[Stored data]
◇ ◇ ◇ ◇ ◇
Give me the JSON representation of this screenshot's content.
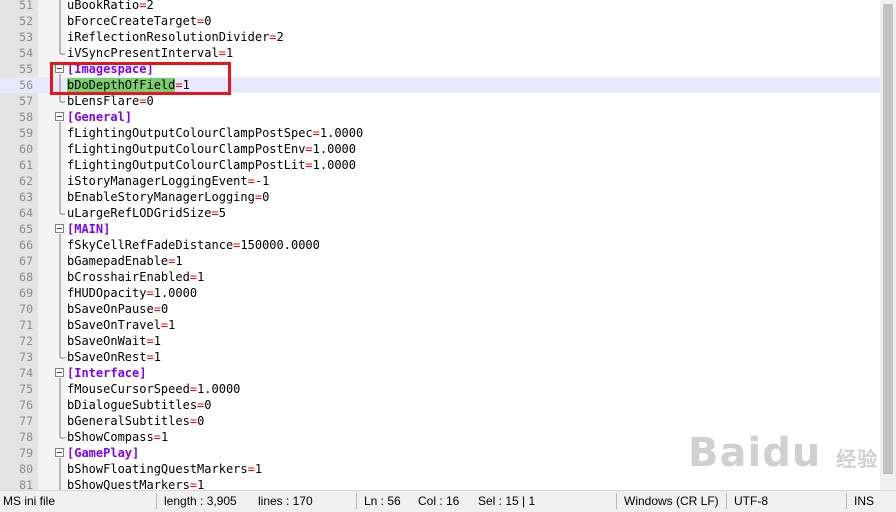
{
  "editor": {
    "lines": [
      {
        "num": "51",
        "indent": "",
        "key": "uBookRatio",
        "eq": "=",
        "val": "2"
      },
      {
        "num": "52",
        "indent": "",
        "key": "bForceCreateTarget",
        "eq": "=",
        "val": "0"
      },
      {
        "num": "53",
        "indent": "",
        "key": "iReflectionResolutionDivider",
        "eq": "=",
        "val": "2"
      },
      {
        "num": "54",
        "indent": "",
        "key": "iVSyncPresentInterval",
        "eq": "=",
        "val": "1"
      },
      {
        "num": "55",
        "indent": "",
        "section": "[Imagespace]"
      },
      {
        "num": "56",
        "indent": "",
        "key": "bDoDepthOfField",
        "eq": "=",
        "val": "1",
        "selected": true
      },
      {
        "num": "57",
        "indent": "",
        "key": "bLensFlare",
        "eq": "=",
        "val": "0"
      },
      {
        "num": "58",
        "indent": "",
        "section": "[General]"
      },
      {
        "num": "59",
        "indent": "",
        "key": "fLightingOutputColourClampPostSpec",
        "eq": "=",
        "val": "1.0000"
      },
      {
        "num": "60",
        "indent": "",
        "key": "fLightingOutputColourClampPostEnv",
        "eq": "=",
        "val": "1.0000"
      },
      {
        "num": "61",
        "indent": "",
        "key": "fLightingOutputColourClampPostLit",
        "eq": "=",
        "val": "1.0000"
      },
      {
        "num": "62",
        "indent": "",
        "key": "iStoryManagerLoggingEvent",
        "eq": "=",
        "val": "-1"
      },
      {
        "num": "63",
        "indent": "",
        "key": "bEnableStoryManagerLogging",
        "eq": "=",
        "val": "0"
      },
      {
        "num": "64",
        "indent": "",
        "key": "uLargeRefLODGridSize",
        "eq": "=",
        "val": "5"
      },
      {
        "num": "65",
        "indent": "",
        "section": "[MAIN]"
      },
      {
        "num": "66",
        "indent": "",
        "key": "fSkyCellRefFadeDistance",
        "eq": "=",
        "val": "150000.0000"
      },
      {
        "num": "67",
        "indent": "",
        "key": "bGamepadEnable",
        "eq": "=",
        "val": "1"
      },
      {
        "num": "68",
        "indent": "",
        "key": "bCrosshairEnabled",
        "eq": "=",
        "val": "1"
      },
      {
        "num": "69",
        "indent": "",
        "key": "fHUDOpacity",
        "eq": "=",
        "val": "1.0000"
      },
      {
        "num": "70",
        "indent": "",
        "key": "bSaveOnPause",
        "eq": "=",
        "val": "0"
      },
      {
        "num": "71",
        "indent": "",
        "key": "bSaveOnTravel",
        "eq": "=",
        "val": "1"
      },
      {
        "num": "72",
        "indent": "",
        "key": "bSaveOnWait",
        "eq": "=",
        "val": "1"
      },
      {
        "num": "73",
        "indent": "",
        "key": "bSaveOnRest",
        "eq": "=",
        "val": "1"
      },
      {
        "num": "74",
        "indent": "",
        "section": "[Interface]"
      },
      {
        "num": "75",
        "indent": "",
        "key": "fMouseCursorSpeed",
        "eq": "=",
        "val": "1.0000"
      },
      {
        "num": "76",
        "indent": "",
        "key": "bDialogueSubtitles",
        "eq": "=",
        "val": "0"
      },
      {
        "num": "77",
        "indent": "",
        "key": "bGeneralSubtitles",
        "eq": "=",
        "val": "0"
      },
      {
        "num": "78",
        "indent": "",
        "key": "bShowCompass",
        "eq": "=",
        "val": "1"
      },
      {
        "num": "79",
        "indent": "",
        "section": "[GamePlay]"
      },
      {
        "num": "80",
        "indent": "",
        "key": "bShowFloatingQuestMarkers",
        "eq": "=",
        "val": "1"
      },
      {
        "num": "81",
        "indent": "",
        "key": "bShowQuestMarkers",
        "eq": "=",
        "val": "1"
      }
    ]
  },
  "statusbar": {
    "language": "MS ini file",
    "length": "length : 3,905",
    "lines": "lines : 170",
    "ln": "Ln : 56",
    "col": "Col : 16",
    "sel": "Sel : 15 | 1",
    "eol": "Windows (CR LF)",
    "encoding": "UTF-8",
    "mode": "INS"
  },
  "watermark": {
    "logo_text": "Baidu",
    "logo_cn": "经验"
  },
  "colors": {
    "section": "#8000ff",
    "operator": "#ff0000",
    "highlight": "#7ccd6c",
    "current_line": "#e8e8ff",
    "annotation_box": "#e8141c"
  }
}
◇ ◇ ◇ ◇ ◇
» **The exercise**
Pictures appear in the records above. Output everything except them, exactly.

» **Written response**
Give me the JSON representation of this screenshot's content.
{
  "editor": {
    "lines": [
      {
        "num": "51",
        "indent": "",
        "key": "uBookRatio",
        "eq": "=",
        "val": "2"
      },
      {
        "num": "52",
        "indent": "",
        "key": "bForceCreateTarget",
        "eq": "=",
        "val": "0"
      },
      {
        "num": "53",
        "indent": "",
        "key": "iReflectionResolutionDivider",
        "eq": "=",
        "val": "2"
      },
      {
        "num": "54",
        "indent": "",
        "key": "iVSyncPresentInterval",
        "eq": "=",
        "val": "1"
      },
      {
        "num": "55",
        "indent": "",
        "section": "[Imagespace]"
      },
      {
        "num": "56",
        "indent": "",
        "key": "bDoDepthOfField",
        "eq": "=",
        "val": "1",
        "selected": true
      },
      {
        "num": "57",
        "indent": "",
        "key": "bLensFlare",
        "eq": "=",
        "val": "0"
      },
      {
        "num": "58",
        "indent": "",
        "section": "[General]"
      },
      {
        "num": "59",
        "indent": "",
        "key": "fLightingOutputColourClampPostSpec",
        "eq": "=",
        "val": "1.0000"
      },
      {
        "num": "60",
        "indent": "",
        "key": "fLightingOutputColourClampPostEnv",
        "eq": "=",
        "val": "1.0000"
      },
      {
        "num": "61",
        "indent": "",
        "key": "fLightingOutputColourClampPostLit",
        "eq": "=",
        "val": "1.0000"
      },
      {
        "num": "62",
        "indent": "",
        "key": "iStoryManagerLoggingEvent",
        "eq": "=",
        "val": "-1"
      },
      {
        "num": "63",
        "indent": "",
        "key": "bEnableStoryManagerLogging",
        "eq": "=",
        "val": "0"
      },
      {
        "num": "64",
        "indent": "",
        "key": "uLargeRefLODGridSize",
        "eq": "=",
        "val": "5"
      },
      {
        "num": "65",
        "indent": "",
        "section": "[MAIN]"
      },
      {
        "num": "66",
        "indent": "",
        "key": "fSkyCellRefFadeDistance",
        "eq": "=",
        "val": "150000.0000"
      },
      {
        "num": "67",
        "indent": "",
        "key": "bGamepadEnable",
        "eq": "=",
        "val": "1"
      },
      {
        "num": "68",
        "indent": "",
        "key": "bCrosshairEnabled",
        "eq": "=",
        "val": "1"
      },
      {
        "num": "69",
        "indent": "",
        "key": "fHUDOpacity",
        "eq": "=",
        "val": "1.0000"
      },
      {
        "num": "70",
        "indent": "",
        "key": "bSaveOnPause",
        "eq": "=",
        "val": "0"
      },
      {
        "num": "71",
        "indent": "",
        "key": "bSaveOnTravel",
        "eq": "=",
        "val": "1"
      },
      {
        "num": "72",
        "indent": "",
        "key": "bSaveOnWait",
        "eq": "=",
        "val": "1"
      },
      {
        "num": "73",
        "indent": "",
        "key": "bSaveOnRest",
        "eq": "=",
        "val": "1"
      },
      {
        "num": "74",
        "indent": "",
        "section": "[Interface]"
      },
      {
        "num": "75",
        "indent": "",
        "key": "fMouseCursorSpeed",
        "eq": "=",
        "val": "1.0000"
      },
      {
        "num": "76",
        "indent": "",
        "key": "bDialogueSubtitles",
        "eq": "=",
        "val": "0"
      },
      {
        "num": "77",
        "indent": "",
        "key": "bGeneralSubtitles",
        "eq": "=",
        "val": "0"
      },
      {
        "num": "78",
        "indent": "",
        "key": "bShowCompass",
        "eq": "=",
        "val": "1"
      },
      {
        "num": "79",
        "indent": "",
        "section": "[GamePlay]"
      },
      {
        "num": "80",
        "indent": "",
        "key": "bShowFloatingQuestMarkers",
        "eq": "=",
        "val": "1"
      },
      {
        "num": "81",
        "indent": "",
        "key": "bShowQuestMarkers",
        "eq": "=",
        "val": "1"
      }
    ]
  },
  "statusbar": {
    "language": "MS ini file",
    "length": "length : 3,905",
    "lines": "lines : 170",
    "ln": "Ln : 56",
    "col": "Col : 16",
    "sel": "Sel : 15 | 1",
    "eol": "Windows (CR LF)",
    "encoding": "UTF-8",
    "mode": "INS"
  },
  "watermark": {
    "logo_text": "Baidu",
    "logo_cn": "经验"
  },
  "colors": {
    "section": "#8000ff",
    "operator": "#ff0000",
    "highlight": "#7ccd6c",
    "current_line": "#e8e8ff",
    "annotation_box": "#e8141c"
  }
}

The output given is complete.